[BEGIN DATASET CONTENT]

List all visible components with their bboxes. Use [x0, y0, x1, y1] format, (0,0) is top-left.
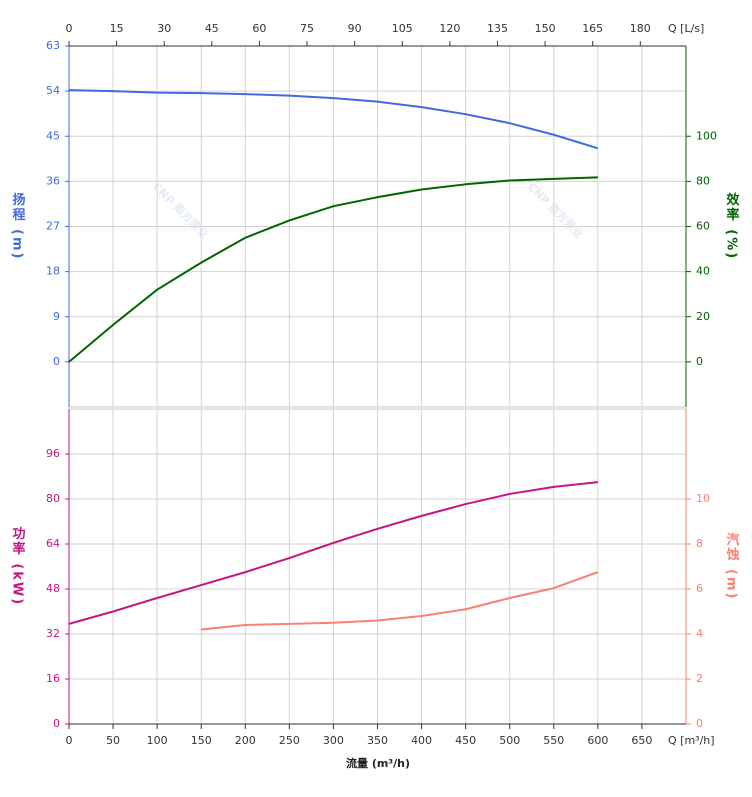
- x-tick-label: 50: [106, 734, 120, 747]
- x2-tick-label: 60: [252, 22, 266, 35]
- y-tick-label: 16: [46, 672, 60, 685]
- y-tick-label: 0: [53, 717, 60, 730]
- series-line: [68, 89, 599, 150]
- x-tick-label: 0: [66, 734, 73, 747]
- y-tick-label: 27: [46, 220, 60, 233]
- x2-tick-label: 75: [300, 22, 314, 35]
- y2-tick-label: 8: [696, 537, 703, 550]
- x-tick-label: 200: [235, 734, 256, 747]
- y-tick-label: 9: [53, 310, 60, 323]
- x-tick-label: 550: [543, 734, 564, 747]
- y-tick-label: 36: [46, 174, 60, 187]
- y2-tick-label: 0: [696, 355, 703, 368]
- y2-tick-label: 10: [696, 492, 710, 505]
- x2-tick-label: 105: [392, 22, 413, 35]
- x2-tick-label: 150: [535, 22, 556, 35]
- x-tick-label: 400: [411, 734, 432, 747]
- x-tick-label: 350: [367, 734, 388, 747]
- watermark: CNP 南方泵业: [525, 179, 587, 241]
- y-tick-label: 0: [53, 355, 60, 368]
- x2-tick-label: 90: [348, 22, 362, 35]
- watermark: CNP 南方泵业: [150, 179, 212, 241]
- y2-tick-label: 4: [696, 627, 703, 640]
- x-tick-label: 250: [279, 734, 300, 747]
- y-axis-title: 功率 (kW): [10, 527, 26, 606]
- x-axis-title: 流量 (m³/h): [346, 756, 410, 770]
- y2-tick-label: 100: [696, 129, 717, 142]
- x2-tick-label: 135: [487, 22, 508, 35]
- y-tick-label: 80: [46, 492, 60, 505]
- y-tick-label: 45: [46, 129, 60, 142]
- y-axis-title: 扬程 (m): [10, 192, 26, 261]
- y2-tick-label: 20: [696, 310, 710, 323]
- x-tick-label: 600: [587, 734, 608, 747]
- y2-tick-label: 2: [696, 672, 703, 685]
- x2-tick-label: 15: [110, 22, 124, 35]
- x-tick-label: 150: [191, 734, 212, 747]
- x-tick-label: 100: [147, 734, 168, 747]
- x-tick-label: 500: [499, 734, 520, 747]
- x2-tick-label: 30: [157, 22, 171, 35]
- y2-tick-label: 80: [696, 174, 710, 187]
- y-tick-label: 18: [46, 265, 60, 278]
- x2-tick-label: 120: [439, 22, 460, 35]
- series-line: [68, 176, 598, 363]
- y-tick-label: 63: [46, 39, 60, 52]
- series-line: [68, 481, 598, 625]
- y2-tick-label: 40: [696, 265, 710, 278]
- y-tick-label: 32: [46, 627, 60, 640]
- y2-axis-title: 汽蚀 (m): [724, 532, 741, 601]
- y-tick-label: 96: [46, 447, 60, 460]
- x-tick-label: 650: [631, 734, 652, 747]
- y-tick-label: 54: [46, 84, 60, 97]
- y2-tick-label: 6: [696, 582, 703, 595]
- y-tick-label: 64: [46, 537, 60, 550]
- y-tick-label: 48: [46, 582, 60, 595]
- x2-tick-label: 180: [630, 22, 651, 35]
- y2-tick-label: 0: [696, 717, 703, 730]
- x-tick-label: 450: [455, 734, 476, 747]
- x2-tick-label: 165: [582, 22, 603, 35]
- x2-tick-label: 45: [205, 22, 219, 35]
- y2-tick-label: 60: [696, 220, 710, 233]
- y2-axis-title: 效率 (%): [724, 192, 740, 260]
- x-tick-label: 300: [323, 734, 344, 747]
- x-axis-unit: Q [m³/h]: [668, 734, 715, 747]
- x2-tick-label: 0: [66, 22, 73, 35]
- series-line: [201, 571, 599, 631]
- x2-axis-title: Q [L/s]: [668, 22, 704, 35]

[END DATASET CONTENT]

## THE REQUEST
Recast every line of the listing above as a numbered list. Omit blank lines, and leave the picture out of your answer.

## FULL RESPONSE
1. List all visible components with their bboxes. Use [x0, y0, x1, y1] format, (0,0) is top-left.
2. - x-tick-label: 50: [106, 734, 120, 747]
3. - x2-tick-label: 60: [252, 22, 266, 35]
4. - y-tick-label: 16: [46, 672, 60, 685]
5. - y-tick-label: 0: [53, 717, 60, 730]
6. - series-line: [68, 89, 599, 150]
7. - x-tick-label: 0: [66, 734, 73, 747]
8. - y-tick-label: 27: [46, 220, 60, 233]
9. - x2-tick-label: 75: [300, 22, 314, 35]
10. - y2-tick-label: 8: [696, 537, 703, 550]
11. - x-tick-label: 200: [235, 734, 256, 747]
12. - y-tick-label: 9: [53, 310, 60, 323]
13. - x-tick-label: 550: [543, 734, 564, 747]
14. - y-tick-label: 36: [46, 174, 60, 187]
15. - y2-tick-label: 0: [696, 355, 703, 368]
16. - y2-tick-label: 10: [696, 492, 710, 505]
17. - x2-tick-label: 105: [392, 22, 413, 35]
18. - x2-tick-label: 150: [535, 22, 556, 35]
19. - x-tick-label: 400: [411, 734, 432, 747]
20. - x-tick-label: 350: [367, 734, 388, 747]
21. - watermark: CNP 南方泵业: [525, 179, 587, 241]
22. - y-tick-label: 0: [53, 355, 60, 368]
23. - x2-tick-label: 90: [348, 22, 362, 35]
24. - watermark: CNP 南方泵业: [150, 179, 212, 241]
25. - y2-tick-label: 4: [696, 627, 703, 640]
26. - x-tick-label: 250: [279, 734, 300, 747]
27. - y-axis-title: 功率 (kW): [10, 527, 26, 606]
28. - x-axis-title: 流量 (m³/h): [346, 756, 410, 770]
29. - y2-tick-label: 100: [696, 129, 717, 142]
30. - x2-tick-label: 135: [487, 22, 508, 35]
31. - y-tick-label: 80: [46, 492, 60, 505]
32. - y-tick-label: 45: [46, 129, 60, 142]
33. - y-axis-title: 扬程 (m): [10, 192, 26, 261]
34. - y2-tick-label: 20: [696, 310, 710, 323]
35. - x-tick-label: 600: [587, 734, 608, 747]
36. - y2-tick-label: 2: [696, 672, 703, 685]
37. - x2-tick-label: 15: [110, 22, 124, 35]
38. - x-tick-label: 150: [191, 734, 212, 747]
39. - x-tick-label: 100: [147, 734, 168, 747]
40. - x-tick-label: 500: [499, 734, 520, 747]
41. - x2-tick-label: 30: [157, 22, 171, 35]
42. - y2-tick-label: 80: [696, 174, 710, 187]
43. - y-tick-label: 18: [46, 265, 60, 278]
44. - x2-tick-label: 120: [439, 22, 460, 35]
45. - series-line: [68, 176, 598, 363]
46. - y-tick-label: 63: [46, 39, 60, 52]
47. - series-line: [68, 481, 598, 625]
48. - y2-tick-label: 40: [696, 265, 710, 278]
49. - y-tick-label: 32: [46, 627, 60, 640]
50. - y2-axis-title: 汽蚀 (m): [724, 532, 741, 601]
51. - y-tick-label: 96: [46, 447, 60, 460]
52. - x-tick-label: 650: [631, 734, 652, 747]
53. - y-tick-label: 54: [46, 84, 60, 97]
54. - y2-tick-label: 6: [696, 582, 703, 595]
55. - y-tick-label: 64: [46, 537, 60, 550]
56. - y-tick-label: 48: [46, 582, 60, 595]
57. - x2-tick-label: 180: [630, 22, 651, 35]
58. - y2-tick-label: 0: [696, 717, 703, 730]
59. - x-tick-label: 450: [455, 734, 476, 747]
60. - x2-tick-label: 165: [582, 22, 603, 35]
61. - x2-tick-label: 45: [205, 22, 219, 35]
62. - y2-tick-label: 60: [696, 220, 710, 233]
63. - y2-axis-title: 效率 (%): [724, 192, 740, 260]
64. - x-tick-label: 300: [323, 734, 344, 747]
65. - x-axis-unit: Q [m³/h]: [668, 734, 715, 747]
66. - x2-tick-label: 0: [66, 22, 73, 35]
67. - series-line: [201, 571, 599, 631]
68. - x2-axis-title: Q [L/s]: [668, 22, 704, 35]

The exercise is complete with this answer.